REQUIRED WORK – The entries below are to be written out again without alteration.

------------------------------

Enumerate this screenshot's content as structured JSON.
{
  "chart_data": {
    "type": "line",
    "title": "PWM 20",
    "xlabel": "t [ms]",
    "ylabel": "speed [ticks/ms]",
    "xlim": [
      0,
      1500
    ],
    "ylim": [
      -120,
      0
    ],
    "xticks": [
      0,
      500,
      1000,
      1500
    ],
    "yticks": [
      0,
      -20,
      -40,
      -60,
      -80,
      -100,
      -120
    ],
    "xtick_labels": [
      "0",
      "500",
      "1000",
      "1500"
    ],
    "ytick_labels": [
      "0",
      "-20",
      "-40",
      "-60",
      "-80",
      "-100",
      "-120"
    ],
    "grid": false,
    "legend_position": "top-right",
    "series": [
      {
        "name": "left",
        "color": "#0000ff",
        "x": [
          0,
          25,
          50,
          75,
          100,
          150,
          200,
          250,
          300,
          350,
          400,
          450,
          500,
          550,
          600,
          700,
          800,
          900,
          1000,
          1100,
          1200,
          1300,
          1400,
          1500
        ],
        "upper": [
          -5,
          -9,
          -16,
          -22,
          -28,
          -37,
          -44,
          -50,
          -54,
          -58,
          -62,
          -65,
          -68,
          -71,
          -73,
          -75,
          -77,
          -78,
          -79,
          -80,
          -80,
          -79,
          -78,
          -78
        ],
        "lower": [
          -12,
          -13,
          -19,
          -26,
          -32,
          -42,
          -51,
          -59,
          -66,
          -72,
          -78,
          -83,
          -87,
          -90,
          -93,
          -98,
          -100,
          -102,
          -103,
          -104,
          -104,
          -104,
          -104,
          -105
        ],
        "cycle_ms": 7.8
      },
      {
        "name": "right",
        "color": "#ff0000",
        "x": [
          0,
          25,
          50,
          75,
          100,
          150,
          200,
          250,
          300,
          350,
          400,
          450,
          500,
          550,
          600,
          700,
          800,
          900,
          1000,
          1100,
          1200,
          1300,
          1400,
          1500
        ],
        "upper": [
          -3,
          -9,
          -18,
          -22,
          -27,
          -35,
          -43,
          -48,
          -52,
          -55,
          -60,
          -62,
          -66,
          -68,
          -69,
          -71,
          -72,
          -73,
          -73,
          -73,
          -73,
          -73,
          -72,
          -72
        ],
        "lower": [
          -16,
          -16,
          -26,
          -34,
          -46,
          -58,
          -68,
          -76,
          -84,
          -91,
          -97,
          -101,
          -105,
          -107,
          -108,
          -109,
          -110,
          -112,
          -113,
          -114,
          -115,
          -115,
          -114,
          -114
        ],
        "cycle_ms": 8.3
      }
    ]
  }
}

------------------------------

FULL ANSWER –
Enumerate this screenshot's content as structured JSON.
{
  "chart_data": {
    "type": "line",
    "title": "PWM 20",
    "xlabel": "t [ms]",
    "ylabel": "speed [ticks/ms]",
    "xlim": [
      0,
      1500
    ],
    "ylim": [
      -120,
      0
    ],
    "xticks": [
      0,
      500,
      1000,
      1500
    ],
    "yticks": [
      0,
      -20,
      -40,
      -60,
      -80,
      -100,
      -120
    ],
    "xtick_labels": [
      "0",
      "500",
      "1000",
      "1500"
    ],
    "ytick_labels": [
      "0",
      "-20",
      "-40",
      "-60",
      "-80",
      "-100",
      "-120"
    ],
    "grid": false,
    "legend_position": "top-right",
    "series": [
      {
        "name": "left",
        "color": "#0000ff",
        "x": [
          0,
          25,
          50,
          75,
          100,
          150,
          200,
          250,
          300,
          350,
          400,
          450,
          500,
          550,
          600,
          700,
          800,
          900,
          1000,
          1100,
          1200,
          1300,
          1400,
          1500
        ],
        "upper": [
          -5,
          -9,
          -16,
          -22,
          -28,
          -37,
          -44,
          -50,
          -54,
          -58,
          -62,
          -65,
          -68,
          -71,
          -73,
          -75,
          -77,
          -78,
          -79,
          -80,
          -80,
          -79,
          -78,
          -78
        ],
        "lower": [
          -12,
          -13,
          -19,
          -26,
          -32,
          -42,
          -51,
          -59,
          -66,
          -72,
          -78,
          -83,
          -87,
          -90,
          -93,
          -98,
          -100,
          -102,
          -103,
          -104,
          -104,
          -104,
          -104,
          -105
        ],
        "cycle_ms": 7.8
      },
      {
        "name": "right",
        "color": "#ff0000",
        "x": [
          0,
          25,
          50,
          75,
          100,
          150,
          200,
          250,
          300,
          350,
          400,
          450,
          500,
          550,
          600,
          700,
          800,
          900,
          1000,
          1100,
          1200,
          1300,
          1400,
          1500
        ],
        "upper": [
          -3,
          -9,
          -18,
          -22,
          -27,
          -35,
          -43,
          -48,
          -52,
          -55,
          -60,
          -62,
          -66,
          -68,
          -69,
          -71,
          -72,
          -73,
          -73,
          -73,
          -73,
          -73,
          -72,
          -72
        ],
        "lower": [
          -16,
          -16,
          -26,
          -34,
          -46,
          -58,
          -68,
          -76,
          -84,
          -91,
          -97,
          -101,
          -105,
          -107,
          -108,
          -109,
          -110,
          -112,
          -113,
          -114,
          -115,
          -115,
          -114,
          -114
        ],
        "cycle_ms": 8.3
      }
    ]
  }
}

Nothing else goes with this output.